### GOAL OF THE EXERCISE
Rewrite the lines below as a two-column CSV with the header row input,output. Give one row for each of the lines, with its text under input and its answer under output. Enclose each field in double quotes and replace any line breaks with spaces.

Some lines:
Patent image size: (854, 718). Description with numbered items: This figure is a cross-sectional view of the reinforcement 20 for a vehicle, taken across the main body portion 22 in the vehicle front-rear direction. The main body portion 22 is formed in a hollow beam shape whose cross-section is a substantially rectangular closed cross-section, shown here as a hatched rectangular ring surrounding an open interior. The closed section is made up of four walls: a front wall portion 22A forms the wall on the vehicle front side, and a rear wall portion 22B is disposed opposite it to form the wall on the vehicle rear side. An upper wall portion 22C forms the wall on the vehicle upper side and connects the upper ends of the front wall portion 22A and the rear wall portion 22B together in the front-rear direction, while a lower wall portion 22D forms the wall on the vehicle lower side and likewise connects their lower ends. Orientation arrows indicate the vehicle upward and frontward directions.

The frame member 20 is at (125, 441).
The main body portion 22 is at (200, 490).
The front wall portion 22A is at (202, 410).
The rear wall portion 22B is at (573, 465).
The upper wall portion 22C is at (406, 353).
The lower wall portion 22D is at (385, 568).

### EXERCISE SOLUTION
input,output
"Patent image size: (854, 718). Description with numbered items: This figure is a cross-sectional view of the reinforcement 20 for a vehicle, taken across the main body portion 22 in the vehicle front-rear direction. The main body portion 22 is formed in a hollow beam shape whose cross-section is a substantially rectangular closed cross-section, shown here as a hatched rectangular ring surrounding an open interior. The closed section is made up of four walls: a front wall portion 22A forms the wall on the vehicle front side, and a rear wall portion 22B is disposed opposite it to form the wall on the vehicle rear side. An upper wall portion 22C forms the wall on the vehicle upper side and connects the upper ends of the front wall portion 22A and the rear wall portion 22B together in the front-rear direction, while a lower wall portion 22D forms the wall on the vehicle lower side and likewise connects their lower ends. Orientation arrows indicate the vehicle upward and frontward directions.","The frame member 20 is at (125, 441). The main body portion 22 is at (200, 490). The front wall portion 22A is at (202, 410). The rear wall portion 22B is at (573, 465). The upper wall portion 22C is at (406, 353). The lower wall portion 22D is at (385, 568)."